» **Request**: Pictures in the data below are not part of the copy; transcribe everything else exactly.

*** Entries shown

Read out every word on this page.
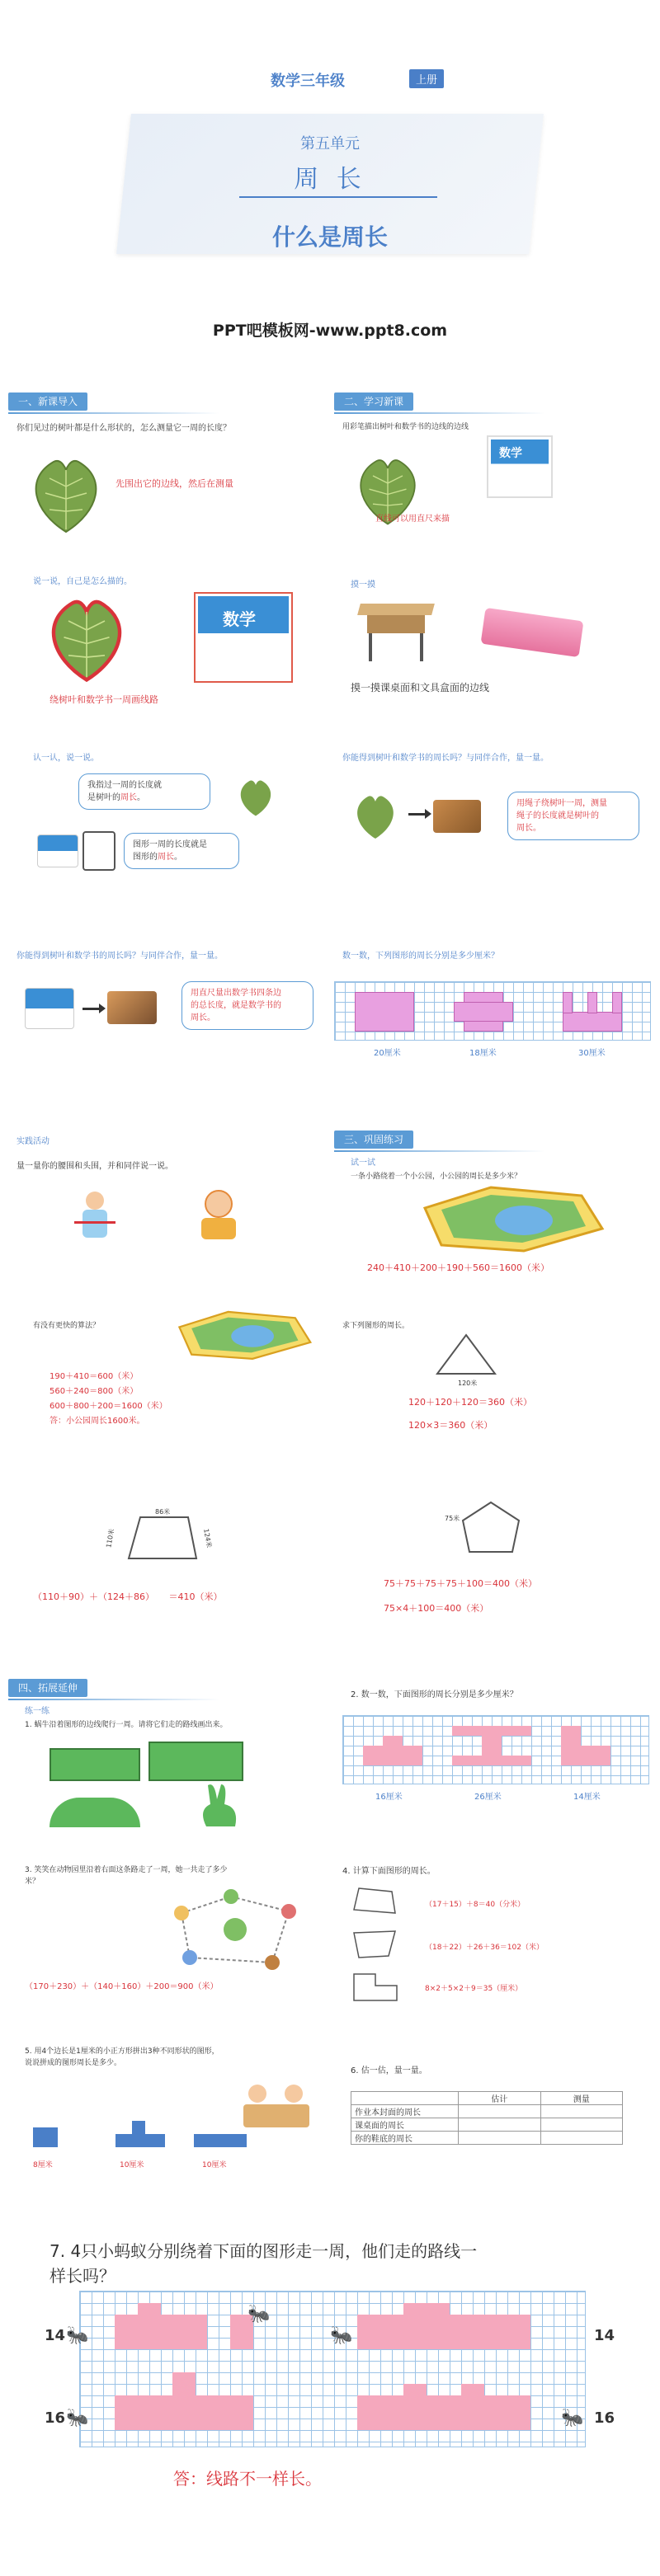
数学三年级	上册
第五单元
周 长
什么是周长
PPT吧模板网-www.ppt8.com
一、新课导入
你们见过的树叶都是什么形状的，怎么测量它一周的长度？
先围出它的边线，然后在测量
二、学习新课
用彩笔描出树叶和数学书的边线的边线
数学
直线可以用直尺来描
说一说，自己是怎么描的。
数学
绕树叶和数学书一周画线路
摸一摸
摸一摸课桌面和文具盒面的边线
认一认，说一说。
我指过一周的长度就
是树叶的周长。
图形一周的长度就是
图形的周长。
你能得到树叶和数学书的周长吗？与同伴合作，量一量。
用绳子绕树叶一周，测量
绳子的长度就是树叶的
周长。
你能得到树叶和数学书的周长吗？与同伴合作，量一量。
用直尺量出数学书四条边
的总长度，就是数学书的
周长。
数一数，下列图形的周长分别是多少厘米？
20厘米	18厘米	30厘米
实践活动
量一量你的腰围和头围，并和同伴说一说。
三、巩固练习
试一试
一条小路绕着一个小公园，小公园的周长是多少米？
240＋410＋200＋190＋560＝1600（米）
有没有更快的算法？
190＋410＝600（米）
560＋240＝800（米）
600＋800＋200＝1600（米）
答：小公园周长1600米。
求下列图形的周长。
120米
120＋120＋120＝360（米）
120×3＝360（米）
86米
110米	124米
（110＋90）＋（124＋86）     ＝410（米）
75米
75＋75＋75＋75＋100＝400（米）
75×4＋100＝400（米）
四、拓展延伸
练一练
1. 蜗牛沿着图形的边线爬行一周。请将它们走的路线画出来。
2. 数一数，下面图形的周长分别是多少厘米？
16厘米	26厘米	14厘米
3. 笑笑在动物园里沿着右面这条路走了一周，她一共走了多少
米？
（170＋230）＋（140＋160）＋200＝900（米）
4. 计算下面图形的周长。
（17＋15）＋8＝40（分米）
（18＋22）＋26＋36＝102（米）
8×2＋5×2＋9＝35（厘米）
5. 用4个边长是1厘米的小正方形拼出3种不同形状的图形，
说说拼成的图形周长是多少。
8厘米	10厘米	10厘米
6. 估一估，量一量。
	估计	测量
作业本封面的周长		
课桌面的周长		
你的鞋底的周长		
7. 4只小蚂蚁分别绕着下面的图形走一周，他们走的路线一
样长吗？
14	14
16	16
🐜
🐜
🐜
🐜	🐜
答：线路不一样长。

******

» **Solution below**:
Read out every word on this page.
数学三年级	上册
第五单元
周 长
什么是周长
PPT吧模板网-www.ppt8.com
一、新课导入
你们见过的树叶都是什么形状的，怎么测量它一周的长度？
先围出它的边线，然后在测量
二、学习新课
用彩笔描出树叶和数学书的边线的边线
数学
直线可以用直尺来描
说一说，自己是怎么描的。
数学
绕树叶和数学书一周画线路
摸一摸
摸一摸课桌面和文具盒面的边线
认一认，说一说。
我指过一周的长度就
是树叶的周长。
图形一周的长度就是
图形的周长。
你能得到树叶和数学书的周长吗？与同伴合作，量一量。
用绳子绕树叶一周，测量
绳子的长度就是树叶的
周长。
你能得到树叶和数学书的周长吗？与同伴合作，量一量。
用直尺量出数学书四条边
的总长度，就是数学书的
周长。
数一数，下列图形的周长分别是多少厘米？
20厘米	18厘米	30厘米
实践活动
量一量你的腰围和头围，并和同伴说一说。
三、巩固练习
试一试
一条小路绕着一个小公园，小公园的周长是多少米？
240＋410＋200＋190＋560＝1600（米）
有没有更快的算法？
190＋410＝600（米）
560＋240＝800（米）
600＋800＋200＝1600（米）
答：小公园周长1600米。
求下列图形的周长。
120米
120＋120＋120＝360（米）
120×3＝360（米）
86米
110米	124米
（110＋90）＋（124＋86）     ＝410（米）
75米
75＋75＋75＋75＋100＝400（米）
75×4＋100＝400（米）
四、拓展延伸
练一练
1. 蜗牛沿着图形的边线爬行一周。请将它们走的路线画出来。
2. 数一数，下面图形的周长分别是多少厘米？
16厘米	26厘米	14厘米
3. 笑笑在动物园里沿着右面这条路走了一周，她一共走了多少
米？
（170＋230）＋（140＋160）＋200＝900（米）
4. 计算下面图形的周长。
（17＋15）＋8＝40（分米）
（18＋22）＋26＋36＝102（米）
8×2＋5×2＋9＝35（厘米）
5. 用4个边长是1厘米的小正方形拼出3种不同形状的图形，
说说拼成的图形周长是多少。
8厘米	10厘米	10厘米
6. 估一估，量一量。
	估计	测量
作业本封面的周长		
课桌面的周长		
你的鞋底的周长		
7. 4只小蚂蚁分别绕着下面的图形走一周，他们走的路线一
样长吗？
14	14
16	16
🐜
🐜
🐜
🐜	🐜
答：线路不一样长。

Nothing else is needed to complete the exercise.